▶ [YOUR GOAL]
Your task is to transcribe all of the data below exactly, omitting the images.
>> BEGIN
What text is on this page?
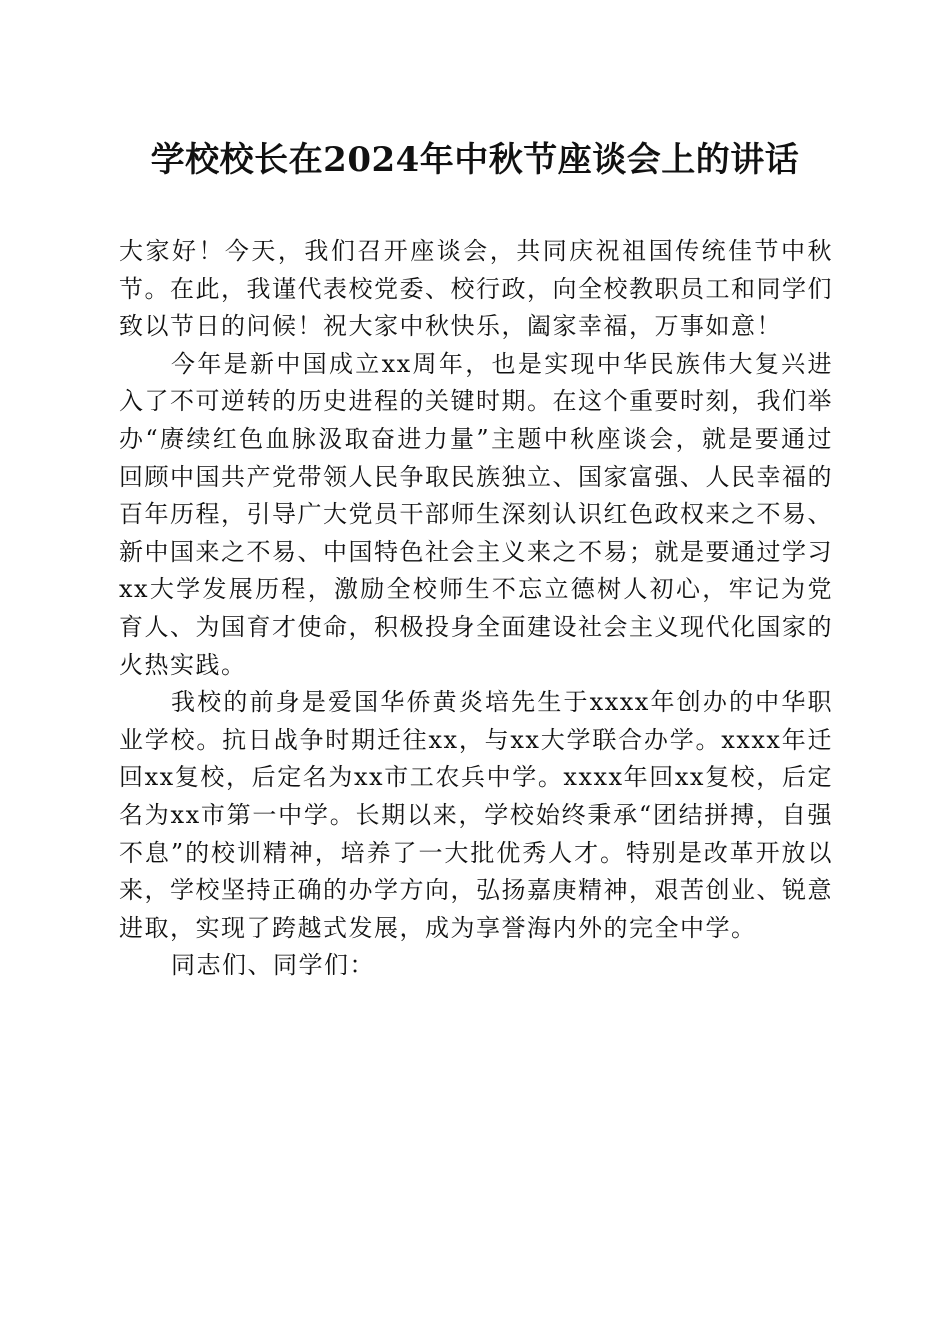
学校校长在2024年中秋节座谈会上的讲话

大家好！今天，我们召开座谈会，共同庆祝祖国传统佳节中秋节。在此，我谨代表校党委、校行政，向全校教职员工和同学们致以节日的问候！祝大家中秋快乐，阖家幸福，万事如意！

今年是新中国成立xx周年，也是实现中华民族伟大复兴进入了不可逆转的历史进程的关键时期。在这个重要时刻，我们举办“赓续红色血脉汲取奋进力量”主题中秋座谈会，就是要通过回顾中国共产党带领人民争取民族独立、国家富强、人民幸福的百年历程，引导广大党员干部师生深刻认识红色政权来之不易、新中国来之不易、中国特色社会主义来之不易；就是要通过学习xx大学发展历程，激励全校师生不忘立德树人初心，牢记为党育人、为国育才使命，积极投身全面建设社会主义现代化国家的火热实践。

我校的前身是爱国华侨黄炎培先生于xxxx年创办的中华职业学校。抗日战争时期迁往xx，与xx大学联合办学。xxxx年迁回xx复校，后定名为xx市工农兵中学。xxxx年回xx复校，后定名为xx市第一中学。长期以来，学校始终秉承“团结拼搏，自强不息”的校训精神，培养了一大批优秀人才。特别是改革开放以来，学校坚持正确的办学方向，弘扬嘉庚精神，艰苦创业、锐意进取，实现了跨越式发展，成为享誉海内外的完全中学。

同志们、同学们：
>> END
▶ [PROBLEM SOLUTION]
What text is on this page?
学校校长在2024年中秋节座谈会上的讲话

大家好！今天，我们召开座谈会，共同庆祝祖国传统佳节中秋节。在此，我谨代表校党委、校行政，向全校教职员工和同学们致以节日的问候！祝大家中秋快乐，阖家幸福，万事如意！

今年是新中国成立xx周年，也是实现中华民族伟大复兴进入了不可逆转的历史进程的关键时期。在这个重要时刻，我们举办“赓续红色血脉汲取奋进力量”主题中秋座谈会，就是要通过回顾中国共产党带领人民争取民族独立、国家富强、人民幸福的百年历程，引导广大党员干部师生深刻认识红色政权来之不易、新中国来之不易、中国特色社会主义来之不易；就是要通过学习xx大学发展历程，激励全校师生不忘立德树人初心，牢记为党育人、为国育才使命，积极投身全面建设社会主义现代化国家的火热实践。

我校的前身是爱国华侨黄炎培先生于xxxx年创办的中华职业学校。抗日战争时期迁往xx，与xx大学联合办学。xxxx年迁回xx复校，后定名为xx市工农兵中学。xxxx年回xx复校，后定名为xx市第一中学。长期以来，学校始终秉承“团结拼搏，自强不息”的校训精神，培养了一大批优秀人才。特别是改革开放以来，学校坚持正确的办学方向，弘扬嘉庚精神，艰苦创业、锐意进取，实现了跨越式发展，成为享誉海内外的完全中学。

同志们、同学们：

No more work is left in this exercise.